● Goal: All of the material below is to be restated word for word, apart from the pictures.

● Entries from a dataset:
↓↓↓

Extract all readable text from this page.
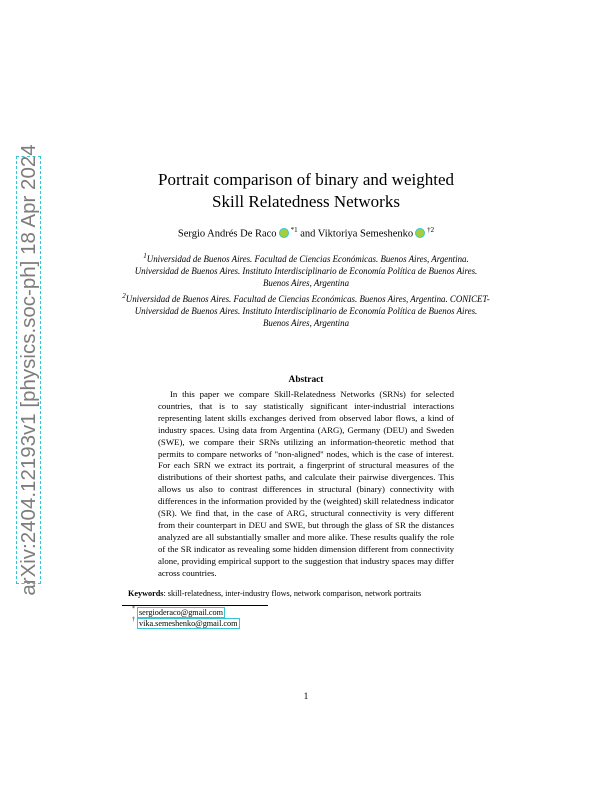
arXiv:2404.12193v1 [physics.soc-ph] 18 Apr 2024	Portrait comparison of binary and weighted
Skill Relatedness Networks
Sergio Andrés De Raco $^{*1}$ and Viktoriya Semeshenko $^{\dagger 2}$
$^1$Universidad de Buenos Aires. Facultad de Ciencias Económicas. Buenos Aires, Argentina. Universidad de Buenos Aires. Instituto Interdisciplinario de Economía Política de Buenos Aires. Buenos Aires, Argentina
$^2$Universidad de Buenos Aires. Facultad de Ciencias Económicas. Buenos Aires, Argentina. CONICET-Universidad de Buenos Aires. Instituto Interdisciplinario de Economía Política de Buenos Aires. Buenos Aires, Argentina
Abstract
In this paper we compare Skill-Relatedness Networks (SRNs) for selected countries, that is to say statistically significant inter-industrial interactions representing latent skills exchanges derived from observed labor flows, a kind of industry spaces. Using data from Argentina (ARG), Germany (DEU) and Sweden (SWE), we compare their SRNs utilizing an information-theoretic method that permits to compare networks of "non-aligned" nodes, which is the case of interest. For each SRN we extract its portrait, a fingerprint of structural measures of the distributions of their shortest paths, and calculate their pairwise divergences. This allows us also to contrast differences in structural (binary) connectivity with differences in the information provided by the (weighted) skill relatedness indicator (SR). We find that, in the case of ARG, structural connectivity is very different from their counterpart in DEU and SWE, but through the glass of SR the distances analyzed are all substantially smaller and more alike. These results qualify the role of the SR indicator as revealing some hidden dimension different from connectivity alone, providing empirical support to the suggestion that industry spaces may differ across countries.
Keywords: skill-relatedness, inter-industry flows, network comparison, network portraits
* sergioderaco@gmail.com
† vika.semeshenko@gmail.com
1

↑↑↑

● Complete output:
Extract all readable text from this page.
arXiv:2404.12193v1 [physics.soc-ph] 18 Apr 2024	Portrait comparison of binary and weighted
Skill Relatedness Networks
Sergio Andrés De Raco $^{*1}$ and Viktoriya Semeshenko $^{\dagger 2}$
$^1$Universidad de Buenos Aires. Facultad de Ciencias Económicas. Buenos Aires, Argentina. Universidad de Buenos Aires. Instituto Interdisciplinario de Economía Política de Buenos Aires. Buenos Aires, Argentina
$^2$Universidad de Buenos Aires. Facultad de Ciencias Económicas. Buenos Aires, Argentina. CONICET-Universidad de Buenos Aires. Instituto Interdisciplinario de Economía Política de Buenos Aires. Buenos Aires, Argentina
Abstract
In this paper we compare Skill-Relatedness Networks (SRNs) for selected countries, that is to say statistically significant inter-industrial interactions representing latent skills exchanges derived from observed labor flows, a kind of industry spaces. Using data from Argentina (ARG), Germany (DEU) and Sweden (SWE), we compare their SRNs utilizing an information-theoretic method that permits to compare networks of "non-aligned" nodes, which is the case of interest. For each SRN we extract its portrait, a fingerprint of structural measures of the distributions of their shortest paths, and calculate their pairwise divergences. This allows us also to contrast differences in structural (binary) connectivity with differences in the information provided by the (weighted) skill relatedness indicator (SR). We find that, in the case of ARG, structural connectivity is very different from their counterpart in DEU and SWE, but through the glass of SR the distances analyzed are all substantially smaller and more alike. These results qualify the role of the SR indicator as revealing some hidden dimension different from connectivity alone, providing empirical support to the suggestion that industry spaces may differ across countries.
Keywords: skill-relatedness, inter-industry flows, network comparison, network portraits
* sergioderaco@gmail.com
† vika.semeshenko@gmail.com
1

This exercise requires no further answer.